Write out the data below in full. Keep it exact.

[Data records]
§ §
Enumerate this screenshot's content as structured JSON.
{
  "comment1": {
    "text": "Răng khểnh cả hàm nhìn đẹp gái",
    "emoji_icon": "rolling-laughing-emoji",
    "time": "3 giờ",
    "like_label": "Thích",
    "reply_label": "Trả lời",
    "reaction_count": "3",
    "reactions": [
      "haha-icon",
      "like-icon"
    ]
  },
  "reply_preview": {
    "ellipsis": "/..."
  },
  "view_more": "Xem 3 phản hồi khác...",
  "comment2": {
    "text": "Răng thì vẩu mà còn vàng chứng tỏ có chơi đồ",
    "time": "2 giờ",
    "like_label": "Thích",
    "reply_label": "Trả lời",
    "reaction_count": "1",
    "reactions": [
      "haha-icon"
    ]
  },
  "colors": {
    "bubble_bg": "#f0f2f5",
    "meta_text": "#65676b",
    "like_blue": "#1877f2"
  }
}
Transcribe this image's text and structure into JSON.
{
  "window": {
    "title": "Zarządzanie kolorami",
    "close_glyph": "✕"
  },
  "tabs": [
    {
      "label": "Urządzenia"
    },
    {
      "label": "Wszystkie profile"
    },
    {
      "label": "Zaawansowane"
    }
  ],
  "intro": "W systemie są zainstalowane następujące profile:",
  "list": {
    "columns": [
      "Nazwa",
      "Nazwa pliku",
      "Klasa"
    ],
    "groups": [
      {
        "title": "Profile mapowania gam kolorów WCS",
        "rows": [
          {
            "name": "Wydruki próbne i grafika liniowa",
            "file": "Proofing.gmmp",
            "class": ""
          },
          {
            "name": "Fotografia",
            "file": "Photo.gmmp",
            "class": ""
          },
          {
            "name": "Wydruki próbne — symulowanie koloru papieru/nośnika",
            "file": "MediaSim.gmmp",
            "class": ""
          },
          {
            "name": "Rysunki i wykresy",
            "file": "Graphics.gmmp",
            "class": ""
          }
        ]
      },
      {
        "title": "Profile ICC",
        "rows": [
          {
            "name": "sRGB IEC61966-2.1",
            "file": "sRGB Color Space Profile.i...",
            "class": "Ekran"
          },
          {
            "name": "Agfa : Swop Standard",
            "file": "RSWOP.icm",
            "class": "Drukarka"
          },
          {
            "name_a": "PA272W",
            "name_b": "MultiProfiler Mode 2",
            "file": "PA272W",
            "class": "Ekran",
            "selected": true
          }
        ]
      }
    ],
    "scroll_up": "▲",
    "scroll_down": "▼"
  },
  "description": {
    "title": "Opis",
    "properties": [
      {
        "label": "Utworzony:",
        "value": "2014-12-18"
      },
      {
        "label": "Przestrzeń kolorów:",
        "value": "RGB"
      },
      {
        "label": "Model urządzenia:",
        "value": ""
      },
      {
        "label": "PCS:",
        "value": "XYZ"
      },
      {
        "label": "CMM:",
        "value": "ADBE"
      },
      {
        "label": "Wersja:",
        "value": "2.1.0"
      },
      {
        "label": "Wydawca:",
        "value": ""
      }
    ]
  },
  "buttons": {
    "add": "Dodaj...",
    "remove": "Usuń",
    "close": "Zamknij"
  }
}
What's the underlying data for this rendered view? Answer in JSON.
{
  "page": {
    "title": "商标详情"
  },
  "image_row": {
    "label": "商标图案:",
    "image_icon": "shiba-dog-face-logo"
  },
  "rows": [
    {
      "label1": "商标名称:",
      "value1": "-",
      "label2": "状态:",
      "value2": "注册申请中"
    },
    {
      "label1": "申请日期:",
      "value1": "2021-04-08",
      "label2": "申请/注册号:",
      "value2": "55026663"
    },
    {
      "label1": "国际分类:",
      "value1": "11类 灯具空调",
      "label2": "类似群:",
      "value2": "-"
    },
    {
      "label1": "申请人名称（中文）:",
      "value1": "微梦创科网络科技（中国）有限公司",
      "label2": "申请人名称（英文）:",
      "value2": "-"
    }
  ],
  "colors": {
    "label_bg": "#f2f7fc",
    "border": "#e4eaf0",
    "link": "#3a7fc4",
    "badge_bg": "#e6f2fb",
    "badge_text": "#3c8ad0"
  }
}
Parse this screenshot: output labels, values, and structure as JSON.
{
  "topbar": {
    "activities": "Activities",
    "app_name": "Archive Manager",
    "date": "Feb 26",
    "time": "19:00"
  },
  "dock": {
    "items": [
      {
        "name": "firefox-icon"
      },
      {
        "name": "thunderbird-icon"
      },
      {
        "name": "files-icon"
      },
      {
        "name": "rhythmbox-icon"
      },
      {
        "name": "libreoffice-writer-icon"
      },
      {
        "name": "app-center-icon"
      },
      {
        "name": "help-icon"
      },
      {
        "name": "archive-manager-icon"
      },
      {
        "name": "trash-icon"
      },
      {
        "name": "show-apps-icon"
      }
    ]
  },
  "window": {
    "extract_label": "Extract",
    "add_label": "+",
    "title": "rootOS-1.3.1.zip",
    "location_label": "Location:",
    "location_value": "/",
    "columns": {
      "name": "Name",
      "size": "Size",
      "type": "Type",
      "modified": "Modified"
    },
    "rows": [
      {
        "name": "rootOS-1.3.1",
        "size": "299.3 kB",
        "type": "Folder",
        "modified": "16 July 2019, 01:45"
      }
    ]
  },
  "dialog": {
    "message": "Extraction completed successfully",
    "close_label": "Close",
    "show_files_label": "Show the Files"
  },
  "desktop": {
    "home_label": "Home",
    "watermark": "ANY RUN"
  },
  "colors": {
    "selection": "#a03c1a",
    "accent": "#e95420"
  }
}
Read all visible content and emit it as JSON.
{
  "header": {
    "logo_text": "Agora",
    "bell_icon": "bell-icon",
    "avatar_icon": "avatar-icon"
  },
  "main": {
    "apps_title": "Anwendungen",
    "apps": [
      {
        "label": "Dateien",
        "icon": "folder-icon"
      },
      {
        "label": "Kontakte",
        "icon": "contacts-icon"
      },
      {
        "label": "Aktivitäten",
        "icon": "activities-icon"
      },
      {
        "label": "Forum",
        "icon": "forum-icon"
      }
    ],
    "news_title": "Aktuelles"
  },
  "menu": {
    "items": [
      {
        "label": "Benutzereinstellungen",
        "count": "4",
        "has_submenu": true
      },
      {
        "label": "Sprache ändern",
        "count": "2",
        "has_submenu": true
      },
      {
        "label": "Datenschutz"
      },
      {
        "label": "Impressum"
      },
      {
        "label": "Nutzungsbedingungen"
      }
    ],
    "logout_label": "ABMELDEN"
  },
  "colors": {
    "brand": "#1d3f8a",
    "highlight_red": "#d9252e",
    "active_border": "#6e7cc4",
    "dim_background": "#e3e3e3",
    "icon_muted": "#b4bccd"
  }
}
§ §
(COMPLETE RESPONSE):
Enumerate this screenshot's content as structured JSON.
{
  "comment1": {
    "text": "Răng khểnh cả hàm nhìn đẹp gái",
    "emoji_icon": "rolling-laughing-emoji",
    "time": "3 giờ",
    "like_label": "Thích",
    "reply_label": "Trả lời",
    "reaction_count": "3",
    "reactions": [
      "haha-icon",
      "like-icon"
    ]
  },
  "reply_preview": {
    "ellipsis": "/..."
  },
  "view_more": "Xem 3 phản hồi khác...",
  "comment2": {
    "text": "Răng thì vẩu mà còn vàng chứng tỏ có chơi đồ",
    "time": "2 giờ",
    "like_label": "Thích",
    "reply_label": "Trả lời",
    "reaction_count": "1",
    "reactions": [
      "haha-icon"
    ]
  },
  "colors": {
    "bubble_bg": "#f0f2f5",
    "meta_text": "#65676b",
    "like_blue": "#1877f2"
  }
}
Transcribe this image's text and structure into JSON.
{
  "window": {
    "title": "Zarządzanie kolorami",
    "close_glyph": "✕"
  },
  "tabs": [
    {
      "label": "Urządzenia"
    },
    {
      "label": "Wszystkie profile"
    },
    {
      "label": "Zaawansowane"
    }
  ],
  "intro": "W systemie są zainstalowane następujące profile:",
  "list": {
    "columns": [
      "Nazwa",
      "Nazwa pliku",
      "Klasa"
    ],
    "groups": [
      {
        "title": "Profile mapowania gam kolorów WCS",
        "rows": [
          {
            "name": "Wydruki próbne i grafika liniowa",
            "file": "Proofing.gmmp",
            "class": ""
          },
          {
            "name": "Fotografia",
            "file": "Photo.gmmp",
            "class": ""
          },
          {
            "name": "Wydruki próbne — symulowanie koloru papieru/nośnika",
            "file": "MediaSim.gmmp",
            "class": ""
          },
          {
            "name": "Rysunki i wykresy",
            "file": "Graphics.gmmp",
            "class": ""
          }
        ]
      },
      {
        "title": "Profile ICC",
        "rows": [
          {
            "name": "sRGB IEC61966-2.1",
            "file": "sRGB Color Space Profile.i...",
            "class": "Ekran"
          },
          {
            "name": "Agfa : Swop Standard",
            "file": "RSWOP.icm",
            "class": "Drukarka"
          },
          {
            "name_a": "PA272W",
            "name_b": "MultiProfiler Mode 2",
            "file": "PA272W",
            "class": "Ekran",
            "selected": true
          }
        ]
      }
    ],
    "scroll_up": "▲",
    "scroll_down": "▼"
  },
  "description": {
    "title": "Opis",
    "properties": [
      {
        "label": "Utworzony:",
        "value": "2014-12-18"
      },
      {
        "label": "Przestrzeń kolorów:",
        "value": "RGB"
      },
      {
        "label": "Model urządzenia:",
        "value": ""
      },
      {
        "label": "PCS:",
        "value": "XYZ"
      },
      {
        "label": "CMM:",
        "value": "ADBE"
      },
      {
        "label": "Wersja:",
        "value": "2.1.0"
      },
      {
        "label": "Wydawca:",
        "value": ""
      }
    ]
  },
  "buttons": {
    "add": "Dodaj...",
    "remove": "Usuń",
    "close": "Zamknij"
  }
}
What's the underlying data for this rendered view? Answer in JSON.
{
  "page": {
    "title": "商标详情"
  },
  "image_row": {
    "label": "商标图案:",
    "image_icon": "shiba-dog-face-logo"
  },
  "rows": [
    {
      "label1": "商标名称:",
      "value1": "-",
      "label2": "状态:",
      "value2": "注册申请中"
    },
    {
      "label1": "申请日期:",
      "value1": "2021-04-08",
      "label2": "申请/注册号:",
      "value2": "55026663"
    },
    {
      "label1": "国际分类:",
      "value1": "11类 灯具空调",
      "label2": "类似群:",
      "value2": "-"
    },
    {
      "label1": "申请人名称（中文）:",
      "value1": "微梦创科网络科技（中国）有限公司",
      "label2": "申请人名称（英文）:",
      "value2": "-"
    }
  ],
  "colors": {
    "label_bg": "#f2f7fc",
    "border": "#e4eaf0",
    "link": "#3a7fc4",
    "badge_bg": "#e6f2fb",
    "badge_text": "#3c8ad0"
  }
}
Parse this screenshot: output labels, values, and structure as JSON.
{
  "topbar": {
    "activities": "Activities",
    "app_name": "Archive Manager",
    "date": "Feb 26",
    "time": "19:00"
  },
  "dock": {
    "items": [
      {
        "name": "firefox-icon"
      },
      {
        "name": "thunderbird-icon"
      },
      {
        "name": "files-icon"
      },
      {
        "name": "rhythmbox-icon"
      },
      {
        "name": "libreoffice-writer-icon"
      },
      {
        "name": "app-center-icon"
      },
      {
        "name": "help-icon"
      },
      {
        "name": "archive-manager-icon"
      },
      {
        "name": "trash-icon"
      },
      {
        "name": "show-apps-icon"
      }
    ]
  },
  "window": {
    "extract_label": "Extract",
    "add_label": "+",
    "title": "rootOS-1.3.1.zip",
    "location_label": "Location:",
    "location_value": "/",
    "columns": {
      "name": "Name",
      "size": "Size",
      "type": "Type",
      "modified": "Modified"
    },
    "rows": [
      {
        "name": "rootOS-1.3.1",
        "size": "299.3 kB",
        "type": "Folder",
        "modified": "16 July 2019, 01:45"
      }
    ]
  },
  "dialog": {
    "message": "Extraction completed successfully",
    "close_label": "Close",
    "show_files_label": "Show the Files"
  },
  "desktop": {
    "home_label": "Home",
    "watermark": "ANY RUN"
  },
  "colors": {
    "selection": "#a03c1a",
    "accent": "#e95420"
  }
}
Read all visible content and emit it as JSON.
{
  "header": {
    "logo_text": "Agora",
    "bell_icon": "bell-icon",
    "avatar_icon": "avatar-icon"
  },
  "main": {
    "apps_title": "Anwendungen",
    "apps": [
      {
        "label": "Dateien",
        "icon": "folder-icon"
      },
      {
        "label": "Kontakte",
        "icon": "contacts-icon"
      },
      {
        "label": "Aktivitäten",
        "icon": "activities-icon"
      },
      {
        "label": "Forum",
        "icon": "forum-icon"
      }
    ],
    "news_title": "Aktuelles"
  },
  "menu": {
    "items": [
      {
        "label": "Benutzereinstellungen",
        "count": "4",
        "has_submenu": true
      },
      {
        "label": "Sprache ändern",
        "count": "2",
        "has_submenu": true
      },
      {
        "label": "Datenschutz"
      },
      {
        "label": "Impressum"
      },
      {
        "label": "Nutzungsbedingungen"
      }
    ],
    "logout_label": "ABMELDEN"
  },
  "colors": {
    "brand": "#1d3f8a",
    "highlight_red": "#d9252e",
    "active_border": "#6e7cc4",
    "dim_background": "#e3e3e3",
    "icon_muted": "#b4bccd"
  }
}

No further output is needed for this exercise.